Please give the listing again, word for word, with nothing left out.

**** Given entries

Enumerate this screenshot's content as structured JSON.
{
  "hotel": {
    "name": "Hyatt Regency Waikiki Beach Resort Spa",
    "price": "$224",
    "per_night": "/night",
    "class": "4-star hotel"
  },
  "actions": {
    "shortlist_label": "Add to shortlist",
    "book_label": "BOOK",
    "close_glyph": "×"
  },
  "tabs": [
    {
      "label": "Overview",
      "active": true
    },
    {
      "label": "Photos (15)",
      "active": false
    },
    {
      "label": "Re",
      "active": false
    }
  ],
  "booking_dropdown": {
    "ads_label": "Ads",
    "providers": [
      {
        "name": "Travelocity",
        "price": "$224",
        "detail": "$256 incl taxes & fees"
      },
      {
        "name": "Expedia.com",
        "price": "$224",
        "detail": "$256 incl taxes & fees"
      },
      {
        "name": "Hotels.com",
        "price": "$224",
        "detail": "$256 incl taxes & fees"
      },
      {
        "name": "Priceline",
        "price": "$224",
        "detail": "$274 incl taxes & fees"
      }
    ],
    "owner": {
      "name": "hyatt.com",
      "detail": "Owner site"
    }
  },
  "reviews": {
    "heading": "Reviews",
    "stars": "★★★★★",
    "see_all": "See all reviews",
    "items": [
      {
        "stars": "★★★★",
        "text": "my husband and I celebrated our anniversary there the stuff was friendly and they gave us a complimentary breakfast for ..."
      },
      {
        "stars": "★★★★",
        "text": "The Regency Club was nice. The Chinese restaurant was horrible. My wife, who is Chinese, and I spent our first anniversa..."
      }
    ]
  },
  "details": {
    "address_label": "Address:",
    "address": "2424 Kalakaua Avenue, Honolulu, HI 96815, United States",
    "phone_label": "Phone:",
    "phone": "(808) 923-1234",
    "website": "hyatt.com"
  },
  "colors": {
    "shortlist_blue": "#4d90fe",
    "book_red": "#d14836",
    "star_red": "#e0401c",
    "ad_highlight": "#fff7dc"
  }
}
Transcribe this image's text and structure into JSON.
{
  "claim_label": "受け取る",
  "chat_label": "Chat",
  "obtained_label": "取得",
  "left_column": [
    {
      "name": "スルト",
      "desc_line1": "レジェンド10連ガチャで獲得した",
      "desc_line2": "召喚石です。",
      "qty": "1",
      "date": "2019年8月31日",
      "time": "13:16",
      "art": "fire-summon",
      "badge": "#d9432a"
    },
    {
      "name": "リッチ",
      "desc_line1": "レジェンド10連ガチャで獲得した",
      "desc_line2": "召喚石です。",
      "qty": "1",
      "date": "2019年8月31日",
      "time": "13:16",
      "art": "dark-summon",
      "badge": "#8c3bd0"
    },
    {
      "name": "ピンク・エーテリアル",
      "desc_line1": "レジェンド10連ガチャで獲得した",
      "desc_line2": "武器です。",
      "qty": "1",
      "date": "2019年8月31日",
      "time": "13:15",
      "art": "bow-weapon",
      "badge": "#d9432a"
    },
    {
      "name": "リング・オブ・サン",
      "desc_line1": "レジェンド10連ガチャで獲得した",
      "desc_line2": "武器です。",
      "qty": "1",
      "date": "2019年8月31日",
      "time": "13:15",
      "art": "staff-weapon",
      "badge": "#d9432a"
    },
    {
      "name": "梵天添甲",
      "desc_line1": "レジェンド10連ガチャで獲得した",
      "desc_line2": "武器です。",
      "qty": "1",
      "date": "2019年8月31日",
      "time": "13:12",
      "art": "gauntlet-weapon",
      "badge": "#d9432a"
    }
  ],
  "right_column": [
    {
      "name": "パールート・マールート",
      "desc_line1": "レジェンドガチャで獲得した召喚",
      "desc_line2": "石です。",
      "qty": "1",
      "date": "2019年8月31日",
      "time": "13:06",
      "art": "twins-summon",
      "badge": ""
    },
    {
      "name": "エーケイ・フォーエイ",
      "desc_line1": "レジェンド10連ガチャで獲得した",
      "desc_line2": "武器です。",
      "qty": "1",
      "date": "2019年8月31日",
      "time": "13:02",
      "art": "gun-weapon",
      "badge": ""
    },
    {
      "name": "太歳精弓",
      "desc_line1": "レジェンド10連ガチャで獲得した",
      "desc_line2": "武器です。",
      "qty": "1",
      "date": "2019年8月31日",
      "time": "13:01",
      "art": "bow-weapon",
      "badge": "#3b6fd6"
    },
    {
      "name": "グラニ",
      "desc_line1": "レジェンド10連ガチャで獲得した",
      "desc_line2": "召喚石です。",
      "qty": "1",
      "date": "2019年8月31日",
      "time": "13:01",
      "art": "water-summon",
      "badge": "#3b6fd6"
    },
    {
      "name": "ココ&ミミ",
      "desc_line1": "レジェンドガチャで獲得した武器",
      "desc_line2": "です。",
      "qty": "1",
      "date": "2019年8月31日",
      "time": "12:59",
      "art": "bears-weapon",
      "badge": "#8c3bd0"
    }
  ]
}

********

| Solution to this exercise |
Enumerate this screenshot's content as structured JSON.
{
  "hotel": {
    "name": "Hyatt Regency Waikiki Beach Resort Spa",
    "price": "$224",
    "per_night": "/night",
    "class": "4-star hotel"
  },
  "actions": {
    "shortlist_label": "Add to shortlist",
    "book_label": "BOOK",
    "close_glyph": "×"
  },
  "tabs": [
    {
      "label": "Overview",
      "active": true
    },
    {
      "label": "Photos (15)",
      "active": false
    },
    {
      "label": "Re",
      "active": false
    }
  ],
  "booking_dropdown": {
    "ads_label": "Ads",
    "providers": [
      {
        "name": "Travelocity",
        "price": "$224",
        "detail": "$256 incl taxes & fees"
      },
      {
        "name": "Expedia.com",
        "price": "$224",
        "detail": "$256 incl taxes & fees"
      },
      {
        "name": "Hotels.com",
        "price": "$224",
        "detail": "$256 incl taxes & fees"
      },
      {
        "name": "Priceline",
        "price": "$224",
        "detail": "$274 incl taxes & fees"
      }
    ],
    "owner": {
      "name": "hyatt.com",
      "detail": "Owner site"
    }
  },
  "reviews": {
    "heading": "Reviews",
    "stars": "★★★★★",
    "see_all": "See all reviews",
    "items": [
      {
        "stars": "★★★★",
        "text": "my husband and I celebrated our anniversary there the stuff was friendly and they gave us a complimentary breakfast for ..."
      },
      {
        "stars": "★★★★",
        "text": "The Regency Club was nice. The Chinese restaurant was horrible. My wife, who is Chinese, and I spent our first anniversa..."
      }
    ]
  },
  "details": {
    "address_label": "Address:",
    "address": "2424 Kalakaua Avenue, Honolulu, HI 96815, United States",
    "phone_label": "Phone:",
    "phone": "(808) 923-1234",
    "website": "hyatt.com"
  },
  "colors": {
    "shortlist_blue": "#4d90fe",
    "book_red": "#d14836",
    "star_red": "#e0401c",
    "ad_highlight": "#fff7dc"
  }
}
Transcribe this image's text and structure into JSON.
{
  "claim_label": "受け取る",
  "chat_label": "Chat",
  "obtained_label": "取得",
  "left_column": [
    {
      "name": "スルト",
      "desc_line1": "レジェンド10連ガチャで獲得した",
      "desc_line2": "召喚石です。",
      "qty": "1",
      "date": "2019年8月31日",
      "time": "13:16",
      "art": "fire-summon",
      "badge": "#d9432a"
    },
    {
      "name": "リッチ",
      "desc_line1": "レジェンド10連ガチャで獲得した",
      "desc_line2": "召喚石です。",
      "qty": "1",
      "date": "2019年8月31日",
      "time": "13:16",
      "art": "dark-summon",
      "badge": "#8c3bd0"
    },
    {
      "name": "ピンク・エーテリアル",
      "desc_line1": "レジェンド10連ガチャで獲得した",
      "desc_line2": "武器です。",
      "qty": "1",
      "date": "2019年8月31日",
      "time": "13:15",
      "art": "bow-weapon",
      "badge": "#d9432a"
    },
    {
      "name": "リング・オブ・サン",
      "desc_line1": "レジェンド10連ガチャで獲得した",
      "desc_line2": "武器です。",
      "qty": "1",
      "date": "2019年8月31日",
      "time": "13:15",
      "art": "staff-weapon",
      "badge": "#d9432a"
    },
    {
      "name": "梵天添甲",
      "desc_line1": "レジェンド10連ガチャで獲得した",
      "desc_line2": "武器です。",
      "qty": "1",
      "date": "2019年8月31日",
      "time": "13:12",
      "art": "gauntlet-weapon",
      "badge": "#d9432a"
    }
  ],
  "right_column": [
    {
      "name": "パールート・マールート",
      "desc_line1": "レジェンドガチャで獲得した召喚",
      "desc_line2": "石です。",
      "qty": "1",
      "date": "2019年8月31日",
      "time": "13:06",
      "art": "twins-summon",
      "badge": ""
    },
    {
      "name": "エーケイ・フォーエイ",
      "desc_line1": "レジェンド10連ガチャで獲得した",
      "desc_line2": "武器です。",
      "qty": "1",
      "date": "2019年8月31日",
      "time": "13:02",
      "art": "gun-weapon",
      "badge": ""
    },
    {
      "name": "太歳精弓",
      "desc_line1": "レジェンド10連ガチャで獲得した",
      "desc_line2": "武器です。",
      "qty": "1",
      "date": "2019年8月31日",
      "time": "13:01",
      "art": "bow-weapon",
      "badge": "#3b6fd6"
    },
    {
      "name": "グラニ",
      "desc_line1": "レジェンド10連ガチャで獲得した",
      "desc_line2": "召喚石です。",
      "qty": "1",
      "date": "2019年8月31日",
      "time": "13:01",
      "art": "water-summon",
      "badge": "#3b6fd6"
    },
    {
      "name": "ココ&ミミ",
      "desc_line1": "レジェンドガチャで獲得した武器",
      "desc_line2": "です。",
      "qty": "1",
      "date": "2019年8月31日",
      "time": "12:59",
      "art": "bears-weapon",
      "badge": "#8c3bd0"
    }
  ]
}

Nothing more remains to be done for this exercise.